Data lines:
···
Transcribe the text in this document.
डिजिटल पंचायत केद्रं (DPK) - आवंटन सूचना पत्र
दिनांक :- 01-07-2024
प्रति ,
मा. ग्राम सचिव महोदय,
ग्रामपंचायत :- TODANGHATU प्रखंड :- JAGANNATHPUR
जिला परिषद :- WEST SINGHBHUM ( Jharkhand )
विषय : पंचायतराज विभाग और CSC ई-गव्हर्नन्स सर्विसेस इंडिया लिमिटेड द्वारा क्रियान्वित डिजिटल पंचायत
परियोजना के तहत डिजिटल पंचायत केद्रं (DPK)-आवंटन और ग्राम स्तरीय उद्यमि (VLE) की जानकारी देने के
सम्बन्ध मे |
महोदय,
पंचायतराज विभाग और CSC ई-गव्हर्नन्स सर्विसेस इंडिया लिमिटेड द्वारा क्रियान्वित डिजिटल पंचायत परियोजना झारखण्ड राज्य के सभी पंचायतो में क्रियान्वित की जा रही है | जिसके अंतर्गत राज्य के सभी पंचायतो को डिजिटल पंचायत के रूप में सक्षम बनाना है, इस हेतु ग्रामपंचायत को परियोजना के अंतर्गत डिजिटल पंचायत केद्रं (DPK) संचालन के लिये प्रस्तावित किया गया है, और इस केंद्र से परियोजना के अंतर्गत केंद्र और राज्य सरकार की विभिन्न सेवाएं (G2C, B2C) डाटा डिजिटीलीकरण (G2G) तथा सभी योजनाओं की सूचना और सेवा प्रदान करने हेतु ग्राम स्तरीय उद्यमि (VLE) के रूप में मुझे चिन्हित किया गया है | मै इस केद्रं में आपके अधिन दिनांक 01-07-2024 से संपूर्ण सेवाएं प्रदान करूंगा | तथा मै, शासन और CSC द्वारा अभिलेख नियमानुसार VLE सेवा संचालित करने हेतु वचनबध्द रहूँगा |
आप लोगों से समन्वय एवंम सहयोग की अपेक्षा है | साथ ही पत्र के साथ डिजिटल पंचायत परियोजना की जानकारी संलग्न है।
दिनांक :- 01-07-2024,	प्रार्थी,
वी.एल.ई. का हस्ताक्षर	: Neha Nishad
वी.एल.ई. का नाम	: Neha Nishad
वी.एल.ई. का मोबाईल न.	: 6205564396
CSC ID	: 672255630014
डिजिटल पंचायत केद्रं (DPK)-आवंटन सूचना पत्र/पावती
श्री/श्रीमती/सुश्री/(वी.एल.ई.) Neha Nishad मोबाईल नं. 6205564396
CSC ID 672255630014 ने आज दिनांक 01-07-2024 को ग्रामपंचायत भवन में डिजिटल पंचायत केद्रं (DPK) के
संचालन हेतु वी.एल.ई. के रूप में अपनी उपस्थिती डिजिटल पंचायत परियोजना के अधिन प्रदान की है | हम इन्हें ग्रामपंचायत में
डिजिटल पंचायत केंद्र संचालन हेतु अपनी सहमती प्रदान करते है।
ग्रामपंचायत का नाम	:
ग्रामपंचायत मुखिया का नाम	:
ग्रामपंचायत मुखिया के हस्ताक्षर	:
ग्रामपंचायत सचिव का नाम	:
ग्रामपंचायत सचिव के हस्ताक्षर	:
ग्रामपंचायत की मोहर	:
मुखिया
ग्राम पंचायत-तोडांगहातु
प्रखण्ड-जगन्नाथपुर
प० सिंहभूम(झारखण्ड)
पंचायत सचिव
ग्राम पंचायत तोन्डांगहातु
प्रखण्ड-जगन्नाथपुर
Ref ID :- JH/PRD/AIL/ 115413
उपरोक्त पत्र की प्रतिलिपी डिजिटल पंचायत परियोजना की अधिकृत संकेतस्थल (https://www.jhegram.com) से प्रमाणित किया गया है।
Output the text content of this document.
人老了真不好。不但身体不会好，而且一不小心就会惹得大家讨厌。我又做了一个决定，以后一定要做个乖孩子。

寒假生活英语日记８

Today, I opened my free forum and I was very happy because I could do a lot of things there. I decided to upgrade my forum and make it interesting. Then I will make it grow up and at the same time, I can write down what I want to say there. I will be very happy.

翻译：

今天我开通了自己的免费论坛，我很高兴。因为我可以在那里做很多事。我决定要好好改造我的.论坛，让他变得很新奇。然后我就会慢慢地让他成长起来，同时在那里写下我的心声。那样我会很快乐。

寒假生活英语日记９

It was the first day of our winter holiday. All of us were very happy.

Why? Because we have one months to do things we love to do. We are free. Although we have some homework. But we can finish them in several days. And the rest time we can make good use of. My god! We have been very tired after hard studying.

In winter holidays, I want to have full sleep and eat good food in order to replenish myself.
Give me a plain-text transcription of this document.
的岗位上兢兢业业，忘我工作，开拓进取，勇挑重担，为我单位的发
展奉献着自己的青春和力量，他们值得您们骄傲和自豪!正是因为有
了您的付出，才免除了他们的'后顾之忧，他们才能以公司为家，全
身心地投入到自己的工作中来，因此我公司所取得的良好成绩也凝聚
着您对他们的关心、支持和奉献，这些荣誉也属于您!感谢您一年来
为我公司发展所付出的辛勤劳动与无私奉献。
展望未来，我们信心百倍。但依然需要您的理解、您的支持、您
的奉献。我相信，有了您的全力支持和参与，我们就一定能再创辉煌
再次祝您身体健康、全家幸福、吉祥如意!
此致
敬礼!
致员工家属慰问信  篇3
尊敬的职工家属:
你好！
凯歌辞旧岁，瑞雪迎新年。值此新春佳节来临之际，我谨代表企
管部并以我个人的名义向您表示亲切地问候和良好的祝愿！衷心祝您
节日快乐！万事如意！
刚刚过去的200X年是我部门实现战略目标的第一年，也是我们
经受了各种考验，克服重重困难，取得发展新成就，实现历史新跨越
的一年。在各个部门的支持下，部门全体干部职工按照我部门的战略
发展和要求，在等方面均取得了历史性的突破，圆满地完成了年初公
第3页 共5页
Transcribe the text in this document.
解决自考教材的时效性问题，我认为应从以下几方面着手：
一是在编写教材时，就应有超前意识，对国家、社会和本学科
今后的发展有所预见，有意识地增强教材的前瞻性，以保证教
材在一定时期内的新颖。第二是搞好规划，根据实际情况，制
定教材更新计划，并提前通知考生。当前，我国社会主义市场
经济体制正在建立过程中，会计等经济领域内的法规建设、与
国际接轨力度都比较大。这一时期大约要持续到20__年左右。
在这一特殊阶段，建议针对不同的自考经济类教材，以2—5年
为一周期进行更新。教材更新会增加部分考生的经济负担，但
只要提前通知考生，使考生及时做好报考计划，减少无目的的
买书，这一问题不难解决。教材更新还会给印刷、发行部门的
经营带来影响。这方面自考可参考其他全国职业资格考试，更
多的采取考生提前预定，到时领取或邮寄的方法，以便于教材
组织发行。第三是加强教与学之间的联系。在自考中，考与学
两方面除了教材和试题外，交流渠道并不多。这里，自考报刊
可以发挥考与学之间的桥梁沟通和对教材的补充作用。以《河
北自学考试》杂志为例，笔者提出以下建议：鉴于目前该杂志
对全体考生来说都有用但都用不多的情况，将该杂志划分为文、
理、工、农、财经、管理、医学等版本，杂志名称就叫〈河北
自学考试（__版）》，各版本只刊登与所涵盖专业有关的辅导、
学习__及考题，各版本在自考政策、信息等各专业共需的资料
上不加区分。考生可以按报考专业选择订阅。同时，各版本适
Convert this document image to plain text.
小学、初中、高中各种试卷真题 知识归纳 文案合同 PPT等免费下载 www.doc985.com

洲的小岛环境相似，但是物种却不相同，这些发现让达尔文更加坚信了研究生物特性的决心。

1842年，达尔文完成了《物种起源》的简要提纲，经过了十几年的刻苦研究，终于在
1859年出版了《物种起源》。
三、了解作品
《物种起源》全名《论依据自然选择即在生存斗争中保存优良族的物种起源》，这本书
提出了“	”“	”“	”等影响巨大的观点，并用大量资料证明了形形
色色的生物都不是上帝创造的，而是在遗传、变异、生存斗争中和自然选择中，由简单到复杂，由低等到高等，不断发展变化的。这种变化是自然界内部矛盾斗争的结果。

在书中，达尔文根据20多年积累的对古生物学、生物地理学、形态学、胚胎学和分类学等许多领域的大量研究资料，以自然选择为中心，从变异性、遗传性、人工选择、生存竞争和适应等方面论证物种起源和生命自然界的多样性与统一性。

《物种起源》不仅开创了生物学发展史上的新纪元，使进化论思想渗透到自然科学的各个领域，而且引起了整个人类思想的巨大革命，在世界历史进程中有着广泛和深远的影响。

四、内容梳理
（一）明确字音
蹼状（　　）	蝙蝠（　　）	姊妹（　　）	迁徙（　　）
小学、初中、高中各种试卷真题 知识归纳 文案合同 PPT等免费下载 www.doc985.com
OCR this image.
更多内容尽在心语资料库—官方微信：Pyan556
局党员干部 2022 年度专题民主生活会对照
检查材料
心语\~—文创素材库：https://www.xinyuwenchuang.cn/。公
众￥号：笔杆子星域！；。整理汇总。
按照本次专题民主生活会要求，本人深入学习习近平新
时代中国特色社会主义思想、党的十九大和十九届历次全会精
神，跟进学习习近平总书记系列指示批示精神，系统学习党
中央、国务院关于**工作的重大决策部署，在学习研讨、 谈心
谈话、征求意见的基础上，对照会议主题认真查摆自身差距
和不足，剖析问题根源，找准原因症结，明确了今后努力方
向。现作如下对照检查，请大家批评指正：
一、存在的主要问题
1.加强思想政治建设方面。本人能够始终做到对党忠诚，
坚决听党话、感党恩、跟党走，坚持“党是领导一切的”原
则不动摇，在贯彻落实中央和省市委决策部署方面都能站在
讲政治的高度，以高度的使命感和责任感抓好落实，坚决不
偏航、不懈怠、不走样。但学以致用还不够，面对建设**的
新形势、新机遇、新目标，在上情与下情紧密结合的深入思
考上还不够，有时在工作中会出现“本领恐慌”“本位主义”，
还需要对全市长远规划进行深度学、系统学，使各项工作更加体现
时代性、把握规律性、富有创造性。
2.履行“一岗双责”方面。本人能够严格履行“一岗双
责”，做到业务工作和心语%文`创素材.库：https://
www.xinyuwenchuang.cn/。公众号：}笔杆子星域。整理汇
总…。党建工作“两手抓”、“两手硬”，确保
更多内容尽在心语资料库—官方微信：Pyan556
···
Stated goal:
From the entries above, collect every line with the string "笔杆子星域" in it.

Response to this exercise:
众￥号：笔杆子星域！；。整理汇总。
www.xinyuwenchuang.cn/。公众号：}笔杆子星域。整理汇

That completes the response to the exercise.